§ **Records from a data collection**
◆ ◆ ◆ ◆

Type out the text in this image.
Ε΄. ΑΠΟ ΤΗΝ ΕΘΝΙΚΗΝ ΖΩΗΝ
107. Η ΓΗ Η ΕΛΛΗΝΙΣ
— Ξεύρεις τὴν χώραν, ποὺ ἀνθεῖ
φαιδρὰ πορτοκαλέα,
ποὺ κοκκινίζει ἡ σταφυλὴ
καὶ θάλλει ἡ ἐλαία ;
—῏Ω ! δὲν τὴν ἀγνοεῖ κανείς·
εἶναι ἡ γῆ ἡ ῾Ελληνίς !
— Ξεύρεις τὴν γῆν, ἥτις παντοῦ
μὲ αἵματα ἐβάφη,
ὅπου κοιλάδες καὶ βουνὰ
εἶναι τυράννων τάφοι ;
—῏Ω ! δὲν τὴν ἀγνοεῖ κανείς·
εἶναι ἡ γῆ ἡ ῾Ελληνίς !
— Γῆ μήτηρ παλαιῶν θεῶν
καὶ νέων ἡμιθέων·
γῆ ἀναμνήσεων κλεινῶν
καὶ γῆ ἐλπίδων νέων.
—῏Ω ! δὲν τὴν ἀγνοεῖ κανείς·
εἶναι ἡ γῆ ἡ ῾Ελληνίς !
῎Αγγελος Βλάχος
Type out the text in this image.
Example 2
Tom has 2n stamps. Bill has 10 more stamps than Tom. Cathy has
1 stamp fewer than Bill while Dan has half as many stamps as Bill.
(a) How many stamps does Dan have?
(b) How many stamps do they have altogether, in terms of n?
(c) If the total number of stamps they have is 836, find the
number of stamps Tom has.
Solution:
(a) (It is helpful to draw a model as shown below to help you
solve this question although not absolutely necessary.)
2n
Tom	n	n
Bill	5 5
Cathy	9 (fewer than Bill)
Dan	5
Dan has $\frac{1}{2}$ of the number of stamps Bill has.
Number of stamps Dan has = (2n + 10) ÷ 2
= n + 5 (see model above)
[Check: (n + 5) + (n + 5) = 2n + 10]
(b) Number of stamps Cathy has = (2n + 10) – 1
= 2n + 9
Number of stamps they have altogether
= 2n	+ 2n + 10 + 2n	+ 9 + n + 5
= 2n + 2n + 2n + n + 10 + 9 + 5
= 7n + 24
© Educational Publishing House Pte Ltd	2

◆ ◆ ◆ ◆

§ **GOAL**
Identify and copy lines that hold the string "νέων".

§ **ANSWER TO THIS TASK**
καὶ νέων ἡμιθέων·
καὶ γῆ ἐλπίδων νέων.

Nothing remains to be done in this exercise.